◆ Written request
Copy out each line of the listing that has the word "Docs" in it.

BEGIN

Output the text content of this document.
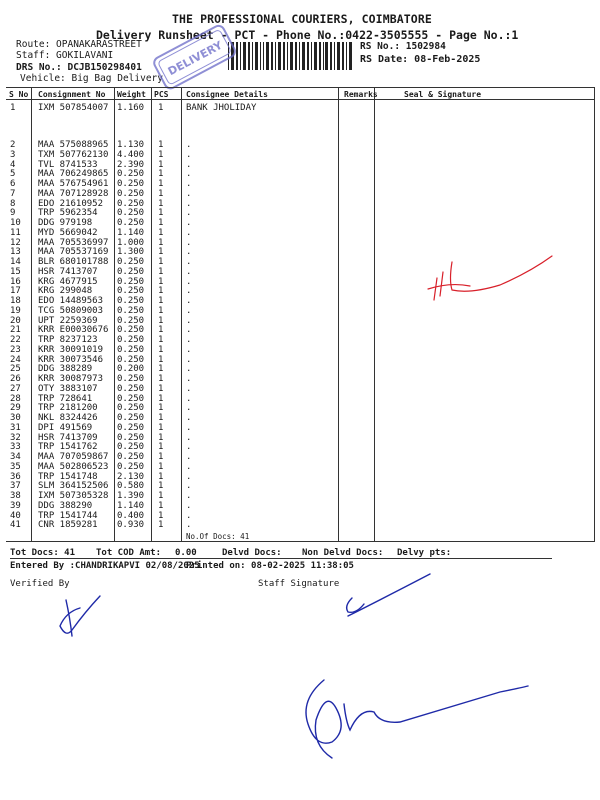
THE PROFESSIONAL COURIERS, COIMBATORE
Delivery Runsheet - PCT - Phone No.:0422-3505555 - Page No.:1
Route: OPANAKARASTREET
Staff: GOKILAVANI
DRS No.: DCJB150298401
Vehicle: Big Bag Delivery
RS No.: 1502984
RS Date: 08-Feb-2025
DELIVERY
S No Consignment No Weight PCS Consignee Details	Remarks	Seal & Signature
1	IXM 507854007 1.160 1	BANK JHOLIDAY
2	MAA 575088965 1.130 1	.
3	TXM 507762130 4.400 1	.
4	TVL 8741533 2.390 1	.
5	MAA 706249865 0.250 1	.
6	MAA 576754961 0.250 1	.
7	MAA 707128928 0.250 1	.
8	EDO 21610952 0.250 1	.
9	TRP 5962354 0.250 1	.
10 DDG 979198	0.250 1	.
11 MYD 5669042 1.140 1	.
12 MAA 705536997 1.000 1	.
13 MAA 705537169 1.300 1	.
14 BLR 680101788 0.250 1	.
15 HSR 7413707 0.250 1	.
16 KRG 4677915 0.250 1	.
17 KRG 299048	0.250 1	.
18 EDO 14489563 0.250 1	.
19 TCG 50809003 0.250 1	.
20 UPT 2259369 0.250 1	.
21 KRR E00030676 0.250 1	.
22 TRP 8237123 0.250 1	.
23 KRR 30091019 0.250 1	.
24 KRR 30073546 0.250 1	.
25 DDG 388289	0.200 1	.
26 KRR 30087973 0.250 1	.
27 OTY 3883107 0.250 1	.
28 TRP 728641	0.250 1	.
29 TRP 2181200 0.250 1	.
30 NKL 8324426 0.250 1	.
31 DPI 491569	0.250 1	.
32 HSR 7413709 0.250 1	.
33 TRP 1541762 0.250 1	.
34 MAA 707059867 0.250 1	.
35 MAA 502806523 0.250 1	.
36 TRP 1541748 2.130 1	.
37 SLM 364152506 0.580 1	.
38 IXM 507305328 1.390 1	.
39 DDG 388290	1.140 1	.
40 TRP 1541744 0.400 1	.
41 CNR 1859281 0.930 1	.
No.Of Docs: 41
Tot Docs: 41 Tot COD Amt: 0.00	Delvd Docs: Non Delvd Docs: Delvy pts:
Entered By :CHANDRIKAPVI 02/08/2025
Printed on: 08-02-2025 11:38:05
Verified By	Staff Signature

END

◆ Solved exercise
No.Of Docs: 41
Tot Docs: 41 Tot COD Amt: 0.00	Delvd Docs: Non Delvd Docs: Delvy pts:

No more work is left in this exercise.